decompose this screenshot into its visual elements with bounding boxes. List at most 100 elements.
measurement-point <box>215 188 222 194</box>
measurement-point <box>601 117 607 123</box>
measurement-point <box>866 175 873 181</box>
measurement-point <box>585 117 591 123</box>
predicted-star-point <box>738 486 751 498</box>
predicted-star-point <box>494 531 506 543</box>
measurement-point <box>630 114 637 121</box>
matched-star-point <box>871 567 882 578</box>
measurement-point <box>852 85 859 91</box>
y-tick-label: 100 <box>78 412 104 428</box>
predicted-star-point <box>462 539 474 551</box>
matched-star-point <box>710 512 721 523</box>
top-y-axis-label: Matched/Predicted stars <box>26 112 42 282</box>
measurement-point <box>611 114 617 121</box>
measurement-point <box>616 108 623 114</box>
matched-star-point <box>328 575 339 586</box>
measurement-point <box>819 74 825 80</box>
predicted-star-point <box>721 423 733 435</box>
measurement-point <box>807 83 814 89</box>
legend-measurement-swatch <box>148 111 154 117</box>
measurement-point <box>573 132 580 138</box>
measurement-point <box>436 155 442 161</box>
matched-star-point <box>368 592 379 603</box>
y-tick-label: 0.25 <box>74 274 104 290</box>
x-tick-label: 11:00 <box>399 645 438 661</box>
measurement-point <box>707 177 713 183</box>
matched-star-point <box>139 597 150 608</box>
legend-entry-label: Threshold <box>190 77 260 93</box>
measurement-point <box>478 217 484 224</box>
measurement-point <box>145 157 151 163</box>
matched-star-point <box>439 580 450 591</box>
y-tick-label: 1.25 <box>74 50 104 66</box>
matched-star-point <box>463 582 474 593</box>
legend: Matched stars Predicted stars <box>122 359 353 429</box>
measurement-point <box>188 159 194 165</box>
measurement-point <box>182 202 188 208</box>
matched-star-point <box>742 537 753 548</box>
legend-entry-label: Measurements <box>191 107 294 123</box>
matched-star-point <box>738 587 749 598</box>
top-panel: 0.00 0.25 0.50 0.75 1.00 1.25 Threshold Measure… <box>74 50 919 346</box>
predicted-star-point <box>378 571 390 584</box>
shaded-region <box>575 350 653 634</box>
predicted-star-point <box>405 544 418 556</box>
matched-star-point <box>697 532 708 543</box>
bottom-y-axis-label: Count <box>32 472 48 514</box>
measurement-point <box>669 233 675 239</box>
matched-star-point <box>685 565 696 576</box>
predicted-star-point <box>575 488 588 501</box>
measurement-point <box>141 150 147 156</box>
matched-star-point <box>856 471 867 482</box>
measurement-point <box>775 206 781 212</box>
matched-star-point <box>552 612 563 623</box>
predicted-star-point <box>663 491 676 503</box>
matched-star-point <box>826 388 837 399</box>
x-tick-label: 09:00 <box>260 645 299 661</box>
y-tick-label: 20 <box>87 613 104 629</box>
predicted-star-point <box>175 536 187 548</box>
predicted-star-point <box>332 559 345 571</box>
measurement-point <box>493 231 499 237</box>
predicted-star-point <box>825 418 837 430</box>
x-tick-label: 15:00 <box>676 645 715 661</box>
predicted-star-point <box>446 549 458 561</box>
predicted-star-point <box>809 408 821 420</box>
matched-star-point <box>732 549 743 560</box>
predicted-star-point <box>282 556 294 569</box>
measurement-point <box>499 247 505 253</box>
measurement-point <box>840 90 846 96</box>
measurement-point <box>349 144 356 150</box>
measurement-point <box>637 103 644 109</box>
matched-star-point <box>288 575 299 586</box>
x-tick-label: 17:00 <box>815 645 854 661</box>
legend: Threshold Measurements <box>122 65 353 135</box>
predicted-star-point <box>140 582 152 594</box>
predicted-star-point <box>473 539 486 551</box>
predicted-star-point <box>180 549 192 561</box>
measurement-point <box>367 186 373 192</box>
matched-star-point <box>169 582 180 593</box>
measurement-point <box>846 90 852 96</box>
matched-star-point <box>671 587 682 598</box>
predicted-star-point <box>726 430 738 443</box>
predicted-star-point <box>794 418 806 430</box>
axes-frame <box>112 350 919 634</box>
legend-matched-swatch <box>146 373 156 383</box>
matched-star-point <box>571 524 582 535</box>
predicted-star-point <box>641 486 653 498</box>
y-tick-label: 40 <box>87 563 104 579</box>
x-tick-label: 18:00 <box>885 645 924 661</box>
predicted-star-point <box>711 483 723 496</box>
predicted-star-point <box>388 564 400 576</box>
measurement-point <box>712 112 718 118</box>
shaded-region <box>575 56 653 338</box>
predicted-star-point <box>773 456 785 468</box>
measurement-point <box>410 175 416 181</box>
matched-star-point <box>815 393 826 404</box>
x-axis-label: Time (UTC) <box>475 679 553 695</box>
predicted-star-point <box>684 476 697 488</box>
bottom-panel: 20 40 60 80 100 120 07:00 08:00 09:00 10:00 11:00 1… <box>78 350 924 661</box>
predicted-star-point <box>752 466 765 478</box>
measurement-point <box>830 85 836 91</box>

Given instruction:
Please output all of the items above again, unchanged and in the same order.

Response to this task:
decompose this screenshot into its visual elements with bounding boxes. List at most 100 elements.
measurement-point <box>215 188 222 194</box>
measurement-point <box>601 117 607 123</box>
measurement-point <box>866 175 873 181</box>
measurement-point <box>585 117 591 123</box>
predicted-star-point <box>738 486 751 498</box>
predicted-star-point <box>494 531 506 543</box>
measurement-point <box>630 114 637 121</box>
matched-star-point <box>871 567 882 578</box>
measurement-point <box>852 85 859 91</box>
y-tick-label: 100 <box>78 412 104 428</box>
predicted-star-point <box>462 539 474 551</box>
matched-star-point <box>710 512 721 523</box>
top-y-axis-label: Matched/Predicted stars <box>26 112 42 282</box>
measurement-point <box>611 114 617 121</box>
measurement-point <box>616 108 623 114</box>
matched-star-point <box>328 575 339 586</box>
measurement-point <box>819 74 825 80</box>
predicted-star-point <box>721 423 733 435</box>
measurement-point <box>807 83 814 89</box>
legend-measurement-swatch <box>148 111 154 117</box>
measurement-point <box>573 132 580 138</box>
measurement-point <box>436 155 442 161</box>
matched-star-point <box>368 592 379 603</box>
y-tick-label: 0.25 <box>74 274 104 290</box>
x-tick-label: 11:00 <box>399 645 438 661</box>
measurement-point <box>707 177 713 183</box>
matched-star-point <box>139 597 150 608</box>
legend-entry-label: Threshold <box>190 77 260 93</box>
measurement-point <box>478 217 484 224</box>
measurement-point <box>145 157 151 163</box>
matched-star-point <box>439 580 450 591</box>
y-tick-label: 1.25 <box>74 50 104 66</box>
matched-star-point <box>463 582 474 593</box>
legend: Matched stars Predicted stars <box>122 359 353 429</box>
measurement-point <box>188 159 194 165</box>
measurement-point <box>182 202 188 208</box>
matched-star-point <box>742 537 753 548</box>
legend-entry-label: Measurements <box>191 107 294 123</box>
matched-star-point <box>738 587 749 598</box>
top-panel: 0.00 0.25 0.50 0.75 1.00 1.25 Threshold Measure… <box>74 50 919 346</box>
predicted-star-point <box>378 571 390 584</box>
shaded-region <box>575 350 653 634</box>
predicted-star-point <box>405 544 418 556</box>
matched-star-point <box>697 532 708 543</box>
bottom-y-axis-label: Count <box>32 472 48 514</box>
measurement-point <box>669 233 675 239</box>
matched-star-point <box>685 565 696 576</box>
predicted-star-point <box>575 488 588 501</box>
measurement-point <box>141 150 147 156</box>
matched-star-point <box>856 471 867 482</box>
measurement-point <box>775 206 781 212</box>
matched-star-point <box>552 612 563 623</box>
predicted-star-point <box>663 491 676 503</box>
matched-star-point <box>826 388 837 399</box>
x-tick-label: 09:00 <box>260 645 299 661</box>
y-tick-label: 20 <box>87 613 104 629</box>
predicted-star-point <box>175 536 187 548</box>
predicted-star-point <box>332 559 345 571</box>
measurement-point <box>493 231 499 237</box>
predicted-star-point <box>825 418 837 430</box>
x-tick-label: 15:00 <box>676 645 715 661</box>
predicted-star-point <box>446 549 458 561</box>
predicted-star-point <box>809 408 821 420</box>
matched-star-point <box>732 549 743 560</box>
predicted-star-point <box>282 556 294 569</box>
measurement-point <box>499 247 505 253</box>
measurement-point <box>840 90 846 96</box>
measurement-point <box>349 144 356 150</box>
measurement-point <box>637 103 644 109</box>
matched-star-point <box>288 575 299 586</box>
x-tick-label: 17:00 <box>815 645 854 661</box>
legend: Threshold Measurements <box>122 65 353 135</box>
predicted-star-point <box>140 582 152 594</box>
predicted-star-point <box>473 539 486 551</box>
predicted-star-point <box>180 549 192 561</box>
measurement-point <box>367 186 373 192</box>
matched-star-point <box>169 582 180 593</box>
measurement-point <box>846 90 852 96</box>
matched-star-point <box>671 587 682 598</box>
predicted-star-point <box>726 430 738 443</box>
predicted-star-point <box>794 418 806 430</box>
axes-frame <box>112 350 919 634</box>
legend-matched-swatch <box>146 373 156 383</box>
matched-star-point <box>571 524 582 535</box>
predicted-star-point <box>641 486 653 498</box>
y-tick-label: 40 <box>87 563 104 579</box>
x-tick-label: 18:00 <box>885 645 924 661</box>
predicted-star-point <box>711 483 723 496</box>
predicted-star-point <box>388 564 400 576</box>
measurement-point <box>712 112 718 118</box>
shaded-region <box>575 56 653 338</box>
predicted-star-point <box>773 456 785 468</box>
measurement-point <box>410 175 416 181</box>
matched-star-point <box>815 393 826 404</box>
x-axis-label: Time (UTC) <box>475 679 553 695</box>
predicted-star-point <box>684 476 697 488</box>
bottom-panel: 20 40 60 80 100 120 07:00 08:00 09:00 10:00 11:00 1… <box>78 350 924 661</box>
predicted-star-point <box>752 466 765 478</box>
measurement-point <box>830 85 836 91</box>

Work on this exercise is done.